● STATED GOAL:
Please output the lines shown below exactly as they appear.

● Rows from a dataset:
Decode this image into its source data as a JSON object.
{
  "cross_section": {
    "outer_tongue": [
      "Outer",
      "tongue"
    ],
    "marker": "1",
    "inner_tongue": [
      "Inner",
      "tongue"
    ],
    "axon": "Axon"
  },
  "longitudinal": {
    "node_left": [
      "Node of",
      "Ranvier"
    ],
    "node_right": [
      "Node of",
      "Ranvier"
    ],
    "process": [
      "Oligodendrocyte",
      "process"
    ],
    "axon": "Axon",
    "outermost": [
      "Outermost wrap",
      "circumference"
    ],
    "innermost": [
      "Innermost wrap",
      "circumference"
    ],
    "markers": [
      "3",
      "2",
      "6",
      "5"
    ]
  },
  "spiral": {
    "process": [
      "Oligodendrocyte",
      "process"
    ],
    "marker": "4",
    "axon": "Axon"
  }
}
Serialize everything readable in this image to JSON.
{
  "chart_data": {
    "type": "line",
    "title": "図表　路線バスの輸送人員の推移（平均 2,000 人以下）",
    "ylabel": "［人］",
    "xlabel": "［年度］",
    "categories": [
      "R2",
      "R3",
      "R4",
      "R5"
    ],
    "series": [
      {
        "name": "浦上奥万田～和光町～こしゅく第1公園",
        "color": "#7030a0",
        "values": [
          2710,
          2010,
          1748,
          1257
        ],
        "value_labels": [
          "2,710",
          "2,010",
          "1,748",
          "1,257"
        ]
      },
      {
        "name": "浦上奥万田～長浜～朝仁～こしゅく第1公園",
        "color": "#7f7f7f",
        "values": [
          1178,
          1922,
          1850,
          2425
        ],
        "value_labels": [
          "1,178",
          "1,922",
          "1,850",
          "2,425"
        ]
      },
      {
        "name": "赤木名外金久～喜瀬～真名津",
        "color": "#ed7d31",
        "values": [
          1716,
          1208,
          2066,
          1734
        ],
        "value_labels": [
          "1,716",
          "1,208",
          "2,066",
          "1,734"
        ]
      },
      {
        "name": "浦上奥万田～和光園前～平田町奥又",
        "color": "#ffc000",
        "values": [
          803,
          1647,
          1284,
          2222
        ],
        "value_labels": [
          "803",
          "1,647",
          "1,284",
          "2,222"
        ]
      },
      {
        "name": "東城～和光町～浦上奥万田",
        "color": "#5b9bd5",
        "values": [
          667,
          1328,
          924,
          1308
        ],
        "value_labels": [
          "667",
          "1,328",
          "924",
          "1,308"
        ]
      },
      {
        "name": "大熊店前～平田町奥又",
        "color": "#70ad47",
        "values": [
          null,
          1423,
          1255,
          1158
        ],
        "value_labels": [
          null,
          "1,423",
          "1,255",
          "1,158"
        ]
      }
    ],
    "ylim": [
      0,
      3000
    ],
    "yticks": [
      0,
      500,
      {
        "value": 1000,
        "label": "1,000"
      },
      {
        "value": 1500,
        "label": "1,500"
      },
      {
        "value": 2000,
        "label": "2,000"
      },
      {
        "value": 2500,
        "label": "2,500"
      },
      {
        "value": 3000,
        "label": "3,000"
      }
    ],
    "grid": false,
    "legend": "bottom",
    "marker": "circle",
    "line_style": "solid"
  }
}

● EXPECTED ANSWER:
Decode this image into its source data as a JSON object.
{
  "cross_section": {
    "outer_tongue": [
      "Outer",
      "tongue"
    ],
    "marker": "1",
    "inner_tongue": [
      "Inner",
      "tongue"
    ],
    "axon": "Axon"
  },
  "longitudinal": {
    "node_left": [
      "Node of",
      "Ranvier"
    ],
    "node_right": [
      "Node of",
      "Ranvier"
    ],
    "process": [
      "Oligodendrocyte",
      "process"
    ],
    "axon": "Axon",
    "outermost": [
      "Outermost wrap",
      "circumference"
    ],
    "innermost": [
      "Innermost wrap",
      "circumference"
    ],
    "markers": [
      "3",
      "2",
      "6",
      "5"
    ]
  },
  "spiral": {
    "process": [
      "Oligodendrocyte",
      "process"
    ],
    "marker": "4",
    "axon": "Axon"
  }
}
Serialize everything readable in this image to JSON.
{
  "chart_data": {
    "type": "line",
    "title": "図表　路線バスの輸送人員の推移（平均 2,000 人以下）",
    "ylabel": "［人］",
    "xlabel": "［年度］",
    "categories": [
      "R2",
      "R3",
      "R4",
      "R5"
    ],
    "series": [
      {
        "name": "浦上奥万田～和光町～こしゅく第1公園",
        "color": "#7030a0",
        "values": [
          2710,
          2010,
          1748,
          1257
        ],
        "value_labels": [
          "2,710",
          "2,010",
          "1,748",
          "1,257"
        ]
      },
      {
        "name": "浦上奥万田～長浜～朝仁～こしゅく第1公園",
        "color": "#7f7f7f",
        "values": [
          1178,
          1922,
          1850,
          2425
        ],
        "value_labels": [
          "1,178",
          "1,922",
          "1,850",
          "2,425"
        ]
      },
      {
        "name": "赤木名外金久～喜瀬～真名津",
        "color": "#ed7d31",
        "values": [
          1716,
          1208,
          2066,
          1734
        ],
        "value_labels": [
          "1,716",
          "1,208",
          "2,066",
          "1,734"
        ]
      },
      {
        "name": "浦上奥万田～和光園前～平田町奥又",
        "color": "#ffc000",
        "values": [
          803,
          1647,
          1284,
          2222
        ],
        "value_labels": [
          "803",
          "1,647",
          "1,284",
          "2,222"
        ]
      },
      {
        "name": "東城～和光町～浦上奥万田",
        "color": "#5b9bd5",
        "values": [
          667,
          1328,
          924,
          1308
        ],
        "value_labels": [
          "667",
          "1,328",
          "924",
          "1,308"
        ]
      },
      {
        "name": "大熊店前～平田町奥又",
        "color": "#70ad47",
        "values": [
          null,
          1423,
          1255,
          1158
        ],
        "value_labels": [
          null,
          "1,423",
          "1,255",
          "1,158"
        ]
      }
    ],
    "ylim": [
      0,
      3000
    ],
    "yticks": [
      0,
      500,
      {
        "value": 1000,
        "label": "1,000"
      },
      {
        "value": 1500,
        "label": "1,500"
      },
      {
        "value": 2000,
        "label": "2,000"
      },
      {
        "value": 2500,
        "label": "2,500"
      },
      {
        "value": 3000,
        "label": "3,000"
      }
    ],
    "grid": false,
    "legend": "bottom",
    "marker": "circle",
    "line_style": "solid"
  }
}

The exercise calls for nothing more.